[Data entries for graphics]
start

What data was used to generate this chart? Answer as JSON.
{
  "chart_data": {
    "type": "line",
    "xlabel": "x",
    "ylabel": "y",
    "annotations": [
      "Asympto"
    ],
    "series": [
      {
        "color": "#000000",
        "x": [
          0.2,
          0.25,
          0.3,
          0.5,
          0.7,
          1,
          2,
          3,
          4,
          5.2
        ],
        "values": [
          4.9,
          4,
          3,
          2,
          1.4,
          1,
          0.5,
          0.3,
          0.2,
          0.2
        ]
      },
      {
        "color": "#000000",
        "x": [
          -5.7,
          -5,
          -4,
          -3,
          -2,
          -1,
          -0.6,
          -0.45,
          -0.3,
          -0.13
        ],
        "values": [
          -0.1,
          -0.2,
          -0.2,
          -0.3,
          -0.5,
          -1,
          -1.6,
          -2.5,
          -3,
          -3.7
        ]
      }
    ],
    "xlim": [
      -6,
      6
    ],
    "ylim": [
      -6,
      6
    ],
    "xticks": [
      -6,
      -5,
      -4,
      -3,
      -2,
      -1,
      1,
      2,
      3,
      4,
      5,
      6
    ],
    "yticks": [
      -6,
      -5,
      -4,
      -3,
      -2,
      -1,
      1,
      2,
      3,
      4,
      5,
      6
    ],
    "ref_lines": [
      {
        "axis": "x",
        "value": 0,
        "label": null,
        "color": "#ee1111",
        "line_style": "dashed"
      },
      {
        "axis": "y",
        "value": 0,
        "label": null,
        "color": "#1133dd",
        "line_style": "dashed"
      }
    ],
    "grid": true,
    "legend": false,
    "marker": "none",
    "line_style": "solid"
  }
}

end
start

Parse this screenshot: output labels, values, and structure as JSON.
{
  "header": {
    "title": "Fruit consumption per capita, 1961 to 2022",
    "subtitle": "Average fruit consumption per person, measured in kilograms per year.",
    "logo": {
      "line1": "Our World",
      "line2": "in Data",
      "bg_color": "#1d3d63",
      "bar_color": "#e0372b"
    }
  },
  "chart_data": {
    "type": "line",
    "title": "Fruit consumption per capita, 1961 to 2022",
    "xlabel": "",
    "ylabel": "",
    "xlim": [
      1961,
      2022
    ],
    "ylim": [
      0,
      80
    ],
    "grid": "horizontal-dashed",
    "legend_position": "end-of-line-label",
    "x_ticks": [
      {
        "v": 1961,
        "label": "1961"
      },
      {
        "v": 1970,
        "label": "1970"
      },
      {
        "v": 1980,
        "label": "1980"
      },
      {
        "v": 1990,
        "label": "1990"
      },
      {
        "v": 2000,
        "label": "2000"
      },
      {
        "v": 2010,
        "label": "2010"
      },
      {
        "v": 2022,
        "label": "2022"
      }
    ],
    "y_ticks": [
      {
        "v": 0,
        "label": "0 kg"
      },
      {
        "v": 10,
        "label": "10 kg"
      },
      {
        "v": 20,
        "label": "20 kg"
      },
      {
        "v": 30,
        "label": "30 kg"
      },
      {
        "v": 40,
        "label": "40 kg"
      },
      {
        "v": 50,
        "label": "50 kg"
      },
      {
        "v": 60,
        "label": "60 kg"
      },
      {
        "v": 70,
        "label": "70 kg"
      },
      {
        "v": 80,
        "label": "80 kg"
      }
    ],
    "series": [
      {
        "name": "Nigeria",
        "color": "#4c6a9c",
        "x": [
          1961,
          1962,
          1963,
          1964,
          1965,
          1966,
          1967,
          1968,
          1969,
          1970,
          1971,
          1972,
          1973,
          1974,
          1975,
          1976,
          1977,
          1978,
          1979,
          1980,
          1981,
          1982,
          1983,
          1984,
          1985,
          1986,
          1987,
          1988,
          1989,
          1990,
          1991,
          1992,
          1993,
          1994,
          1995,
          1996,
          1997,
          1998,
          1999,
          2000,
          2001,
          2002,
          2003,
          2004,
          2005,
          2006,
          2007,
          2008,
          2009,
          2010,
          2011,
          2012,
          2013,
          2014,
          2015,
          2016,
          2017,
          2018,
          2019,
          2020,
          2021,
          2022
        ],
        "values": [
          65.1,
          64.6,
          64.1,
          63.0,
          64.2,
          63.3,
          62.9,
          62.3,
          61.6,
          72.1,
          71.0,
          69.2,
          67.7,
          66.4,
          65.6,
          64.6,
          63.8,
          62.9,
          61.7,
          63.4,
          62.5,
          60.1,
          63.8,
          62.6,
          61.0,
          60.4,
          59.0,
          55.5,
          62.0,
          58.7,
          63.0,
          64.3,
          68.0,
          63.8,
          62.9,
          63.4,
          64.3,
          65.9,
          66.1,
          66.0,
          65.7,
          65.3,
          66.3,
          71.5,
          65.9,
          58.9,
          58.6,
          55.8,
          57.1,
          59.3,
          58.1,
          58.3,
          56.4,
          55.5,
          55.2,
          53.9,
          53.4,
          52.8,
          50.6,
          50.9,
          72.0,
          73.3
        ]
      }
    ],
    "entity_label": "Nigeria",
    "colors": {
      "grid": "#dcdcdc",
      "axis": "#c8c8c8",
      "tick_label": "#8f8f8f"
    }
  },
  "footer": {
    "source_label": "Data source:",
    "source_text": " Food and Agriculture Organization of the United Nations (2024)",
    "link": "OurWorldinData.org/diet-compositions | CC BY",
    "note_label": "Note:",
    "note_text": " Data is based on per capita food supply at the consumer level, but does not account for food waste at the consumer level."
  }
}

end

Exercise brief. Search the lines for "this". Copy each line that has it.

Worked solution.
What data was used to generate this chart? Answer as JSON.
Parse this screenshot: output labels, values, and structure as JSON.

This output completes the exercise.